* start DATA SHOWN *

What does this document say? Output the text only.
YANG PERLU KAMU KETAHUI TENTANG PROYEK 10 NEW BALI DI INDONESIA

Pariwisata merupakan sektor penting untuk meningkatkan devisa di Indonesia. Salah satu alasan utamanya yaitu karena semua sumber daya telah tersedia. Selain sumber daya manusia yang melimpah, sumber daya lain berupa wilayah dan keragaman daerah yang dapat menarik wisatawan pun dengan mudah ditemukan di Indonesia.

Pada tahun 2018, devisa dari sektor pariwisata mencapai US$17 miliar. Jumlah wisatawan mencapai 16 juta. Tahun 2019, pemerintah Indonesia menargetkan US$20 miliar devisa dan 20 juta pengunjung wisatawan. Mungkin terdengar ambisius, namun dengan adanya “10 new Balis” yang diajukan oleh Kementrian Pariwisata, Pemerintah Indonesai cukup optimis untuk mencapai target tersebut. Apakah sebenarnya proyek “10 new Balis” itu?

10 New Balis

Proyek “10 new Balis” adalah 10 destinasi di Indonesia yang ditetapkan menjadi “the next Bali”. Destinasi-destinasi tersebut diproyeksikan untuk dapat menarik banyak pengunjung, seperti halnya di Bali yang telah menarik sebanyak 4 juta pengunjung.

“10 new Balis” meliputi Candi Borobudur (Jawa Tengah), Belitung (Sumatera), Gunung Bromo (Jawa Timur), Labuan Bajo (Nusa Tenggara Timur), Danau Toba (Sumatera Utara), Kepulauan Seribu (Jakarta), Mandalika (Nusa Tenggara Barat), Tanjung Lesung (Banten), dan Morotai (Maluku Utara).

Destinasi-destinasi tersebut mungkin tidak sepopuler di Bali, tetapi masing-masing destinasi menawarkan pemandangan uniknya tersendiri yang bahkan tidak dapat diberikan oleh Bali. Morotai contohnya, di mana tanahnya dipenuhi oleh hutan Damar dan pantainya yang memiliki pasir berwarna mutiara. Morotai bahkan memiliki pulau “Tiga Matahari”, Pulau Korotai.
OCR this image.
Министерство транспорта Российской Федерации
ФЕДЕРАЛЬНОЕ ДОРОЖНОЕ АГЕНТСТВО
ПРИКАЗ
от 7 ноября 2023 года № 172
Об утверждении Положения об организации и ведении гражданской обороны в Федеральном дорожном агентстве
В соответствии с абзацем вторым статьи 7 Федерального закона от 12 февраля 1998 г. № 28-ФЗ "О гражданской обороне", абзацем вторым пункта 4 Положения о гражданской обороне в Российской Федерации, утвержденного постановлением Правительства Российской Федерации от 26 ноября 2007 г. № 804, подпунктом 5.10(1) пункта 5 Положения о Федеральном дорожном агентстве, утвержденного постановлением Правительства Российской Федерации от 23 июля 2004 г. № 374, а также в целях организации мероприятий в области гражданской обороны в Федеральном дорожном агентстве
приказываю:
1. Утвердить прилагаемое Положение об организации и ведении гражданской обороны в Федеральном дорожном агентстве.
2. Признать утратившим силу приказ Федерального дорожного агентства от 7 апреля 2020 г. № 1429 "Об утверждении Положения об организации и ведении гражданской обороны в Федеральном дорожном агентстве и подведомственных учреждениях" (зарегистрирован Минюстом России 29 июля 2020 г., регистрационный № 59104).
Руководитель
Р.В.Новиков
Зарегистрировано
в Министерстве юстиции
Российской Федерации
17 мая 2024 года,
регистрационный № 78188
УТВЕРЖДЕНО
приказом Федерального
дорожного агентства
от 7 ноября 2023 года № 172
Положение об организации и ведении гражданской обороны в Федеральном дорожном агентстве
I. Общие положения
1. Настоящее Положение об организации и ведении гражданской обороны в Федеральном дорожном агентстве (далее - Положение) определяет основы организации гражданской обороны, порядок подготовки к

* end DATA SHOWN *

WHAT THE TASK ASKS: Find the word "telah" and list each line it appears in.

FINISHED TASK:
Pariwisata merupakan sektor penting untuk meningkatkan devisa di Indonesia. Salah satu alasan utamanya yaitu karena semua sumber daya telah tersedia. Selain sumber daya manusia yang melimpah, sumber daya lain berupa wilayah dan keragaman daerah yang dapat menarik wisatawan pun dengan mudah ditemukan di Indonesia.
Proyek “10 new Balis” adalah 10 destinasi di Indonesia yang ditetapkan menjadi “the next Bali”. Destinasi-destinasi tersebut diproyeksikan untuk dapat menarik banyak pengunjung, seperti halnya di Bali yang telah menarik sebanyak 4 juta pengunjung.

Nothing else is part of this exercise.